Document text »
◆ ◆ ◆ ◆ ◆

Many critics of The Church of Jesus Christ of Latter-day Saints claim that Joseph Smith, the founder of the Church and the believed translator of the Book of Mormon, stole this phrase from Shakespeare's work in his alleged creation of the text and story of the Book of Mormon.[2]

This article seeks to refute this very common argument from critics.

Response to Criticism

Book of Mormon Central, KnoWhy #26: Did Lehi Quote Shakespeare? (Video)

Commonality of the Phrase

The phrase is contained within other works contemporary with Joseph Smith. The Book of Job in the Holy Bible contains similar ideas being expressed by the prophet Job. Lehi could have gotten his ideas from Job instead of Joseph Smith from Shakespeare. The argument then rests on an appeal to circular reasoning--believing that because a similar phrase exists between two works, the latter work must be dependent on the former for it's use. If a Latter-day Saint apologist can demonstrate that the existence of similar phraseology works within his/her own worldview, then the criticism's validity vanishes. Table 1 demonstrates the commonality of the phrase.

Hamlet Book of Mormon Other similar phrases
  • "That undiscovered country from whose bourn no traveler returns." (Hamlet, Act 3, Scene 1)
"Awake! and arise from the dust, and hear the words of a trembling parent, whose limbs ye must soon lay down in the cold and silent grave, from whence no traveler can return; a few more days and I go the way of all the earth. " (2 Nephi 1:14)
  • He is gone to that bourne from whence no traveller returns. (Charles Dickens, The Life and Adventures of Nicholas Nickleby, (1838-1839)

◆ ◆ ◆ ◆ ◆

Data »
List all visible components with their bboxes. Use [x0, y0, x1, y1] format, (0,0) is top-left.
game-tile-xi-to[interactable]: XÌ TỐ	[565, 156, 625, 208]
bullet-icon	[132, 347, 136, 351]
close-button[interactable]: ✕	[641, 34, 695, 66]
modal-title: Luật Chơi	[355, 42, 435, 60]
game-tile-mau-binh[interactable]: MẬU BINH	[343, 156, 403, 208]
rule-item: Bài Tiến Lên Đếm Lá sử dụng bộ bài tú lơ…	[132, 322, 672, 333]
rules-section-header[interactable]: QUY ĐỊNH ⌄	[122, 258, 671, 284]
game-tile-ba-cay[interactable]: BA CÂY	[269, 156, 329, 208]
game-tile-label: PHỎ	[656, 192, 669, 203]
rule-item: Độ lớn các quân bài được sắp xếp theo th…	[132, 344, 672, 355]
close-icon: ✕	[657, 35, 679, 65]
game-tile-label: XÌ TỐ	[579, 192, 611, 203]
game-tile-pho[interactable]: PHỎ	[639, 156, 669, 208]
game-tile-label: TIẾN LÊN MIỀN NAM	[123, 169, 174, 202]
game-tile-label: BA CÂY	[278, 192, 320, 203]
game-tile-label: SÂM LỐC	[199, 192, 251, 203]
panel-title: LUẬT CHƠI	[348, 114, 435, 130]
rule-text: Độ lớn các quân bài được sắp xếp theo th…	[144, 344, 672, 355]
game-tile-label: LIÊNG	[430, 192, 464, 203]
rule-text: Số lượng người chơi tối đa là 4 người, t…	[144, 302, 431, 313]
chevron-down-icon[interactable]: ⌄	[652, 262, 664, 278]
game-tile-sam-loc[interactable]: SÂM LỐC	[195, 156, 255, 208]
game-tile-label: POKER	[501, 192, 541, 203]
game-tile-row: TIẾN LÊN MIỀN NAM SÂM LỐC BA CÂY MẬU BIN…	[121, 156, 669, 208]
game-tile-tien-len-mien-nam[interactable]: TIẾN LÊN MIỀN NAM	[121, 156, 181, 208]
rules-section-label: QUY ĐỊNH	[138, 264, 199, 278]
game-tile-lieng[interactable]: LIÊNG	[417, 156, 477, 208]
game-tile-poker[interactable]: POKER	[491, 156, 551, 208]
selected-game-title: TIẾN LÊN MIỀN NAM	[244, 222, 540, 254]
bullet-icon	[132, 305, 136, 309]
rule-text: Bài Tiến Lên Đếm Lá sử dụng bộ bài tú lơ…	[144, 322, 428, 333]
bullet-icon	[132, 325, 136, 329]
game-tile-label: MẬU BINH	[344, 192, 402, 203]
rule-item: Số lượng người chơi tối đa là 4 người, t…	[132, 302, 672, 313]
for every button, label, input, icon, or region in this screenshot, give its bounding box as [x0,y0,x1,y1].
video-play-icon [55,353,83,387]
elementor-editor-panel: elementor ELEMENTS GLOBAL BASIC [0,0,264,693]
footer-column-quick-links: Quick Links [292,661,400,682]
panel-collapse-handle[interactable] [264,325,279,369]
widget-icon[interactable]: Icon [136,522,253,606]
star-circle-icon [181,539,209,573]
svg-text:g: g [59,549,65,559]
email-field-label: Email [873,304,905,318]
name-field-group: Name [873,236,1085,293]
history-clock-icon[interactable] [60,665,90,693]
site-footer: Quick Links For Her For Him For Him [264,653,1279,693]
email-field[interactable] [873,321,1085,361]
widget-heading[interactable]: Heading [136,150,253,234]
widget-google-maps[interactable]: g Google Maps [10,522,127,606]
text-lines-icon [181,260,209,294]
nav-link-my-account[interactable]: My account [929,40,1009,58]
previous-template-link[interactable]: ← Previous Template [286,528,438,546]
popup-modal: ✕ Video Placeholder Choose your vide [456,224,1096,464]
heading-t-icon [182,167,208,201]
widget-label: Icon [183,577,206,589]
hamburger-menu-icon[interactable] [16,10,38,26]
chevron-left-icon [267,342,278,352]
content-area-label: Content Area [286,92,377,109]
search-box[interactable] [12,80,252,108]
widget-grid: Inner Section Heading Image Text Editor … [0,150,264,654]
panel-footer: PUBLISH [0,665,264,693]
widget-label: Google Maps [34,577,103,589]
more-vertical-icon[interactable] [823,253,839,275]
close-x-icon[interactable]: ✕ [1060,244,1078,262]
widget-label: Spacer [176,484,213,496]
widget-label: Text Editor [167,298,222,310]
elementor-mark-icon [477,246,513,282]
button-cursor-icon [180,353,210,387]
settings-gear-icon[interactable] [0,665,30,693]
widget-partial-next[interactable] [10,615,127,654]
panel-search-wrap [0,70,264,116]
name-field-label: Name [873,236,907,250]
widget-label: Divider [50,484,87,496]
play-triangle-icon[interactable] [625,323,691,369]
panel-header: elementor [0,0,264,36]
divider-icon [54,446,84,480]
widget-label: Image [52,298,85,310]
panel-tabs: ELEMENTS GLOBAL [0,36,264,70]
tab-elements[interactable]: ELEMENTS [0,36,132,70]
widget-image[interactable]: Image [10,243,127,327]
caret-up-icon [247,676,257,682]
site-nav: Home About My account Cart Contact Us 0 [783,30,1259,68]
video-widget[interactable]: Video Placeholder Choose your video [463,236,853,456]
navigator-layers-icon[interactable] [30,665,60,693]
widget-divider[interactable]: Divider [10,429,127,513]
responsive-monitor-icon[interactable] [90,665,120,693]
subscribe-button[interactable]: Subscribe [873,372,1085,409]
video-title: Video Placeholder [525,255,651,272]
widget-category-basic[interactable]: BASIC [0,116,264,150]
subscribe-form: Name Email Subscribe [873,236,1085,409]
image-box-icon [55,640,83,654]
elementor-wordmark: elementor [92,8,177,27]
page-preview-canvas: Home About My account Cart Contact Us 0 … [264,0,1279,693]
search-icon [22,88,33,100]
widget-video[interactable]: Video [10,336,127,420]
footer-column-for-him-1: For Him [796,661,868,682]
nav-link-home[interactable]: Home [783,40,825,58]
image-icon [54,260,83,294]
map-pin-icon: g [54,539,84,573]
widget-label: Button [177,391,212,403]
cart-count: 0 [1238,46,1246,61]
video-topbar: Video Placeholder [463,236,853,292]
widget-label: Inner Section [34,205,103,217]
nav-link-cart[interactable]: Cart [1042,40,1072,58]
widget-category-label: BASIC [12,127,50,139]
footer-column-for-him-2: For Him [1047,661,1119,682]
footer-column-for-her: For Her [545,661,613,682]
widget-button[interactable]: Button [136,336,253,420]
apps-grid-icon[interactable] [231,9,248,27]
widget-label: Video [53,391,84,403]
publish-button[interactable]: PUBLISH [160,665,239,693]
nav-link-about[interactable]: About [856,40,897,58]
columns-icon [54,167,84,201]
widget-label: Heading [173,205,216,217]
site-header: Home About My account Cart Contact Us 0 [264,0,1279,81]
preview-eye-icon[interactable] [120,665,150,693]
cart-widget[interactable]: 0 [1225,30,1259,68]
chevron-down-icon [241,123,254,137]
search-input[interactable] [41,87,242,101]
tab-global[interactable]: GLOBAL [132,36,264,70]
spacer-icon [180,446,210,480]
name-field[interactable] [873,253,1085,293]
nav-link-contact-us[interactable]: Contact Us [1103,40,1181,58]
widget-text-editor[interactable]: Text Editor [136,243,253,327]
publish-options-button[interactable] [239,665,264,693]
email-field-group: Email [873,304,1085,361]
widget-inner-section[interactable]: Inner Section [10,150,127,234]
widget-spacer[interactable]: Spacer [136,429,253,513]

◆ ◆ ◆ ◆ ◆

Things to do »
A. Reproduce the article on the Shakespeare phrase from "This article seeks" up to and including "Quote Shakespeare? (Video)", replacing "refute" with "rebut".
B. Extend the article on whether the Book of Mormon borrows a phrase from Shakespeare, picking up after its final line.

Written answers »
A.
This article seeks to rebut this very common argument from critics.

Response to Criticism

Book of Mormon Central, KnoWhy #26: Did Lehi Quote Shakespeare? (Video)

B.
  • Let me alone that I may take comfort a little, before I go whence I shall not return, even to the land of darkness and the shadow of death" (Job 10:20-21).
  • When a few years are come, then I shall go the way whence I shall not return (Job 16:22).

Table 1.

Thus if we have sources that pre-date Lehi's departure from Jerusalem such as Job from which he could have plausibly drawn from for his homily to his sons, how can one validly claim that the only potential source for the similar verbiage would be Joseph Smith plagiarizing Shakespeare?[3]

Other Ancient Literature That Has Conceptual Resemblance with Lehi

Figure 2. The Book of Mormon prophet Lehi holds the Liahona.

The claim becomes especially unworkable when many ancient sources evince conceptual resemblance to Lehi's words.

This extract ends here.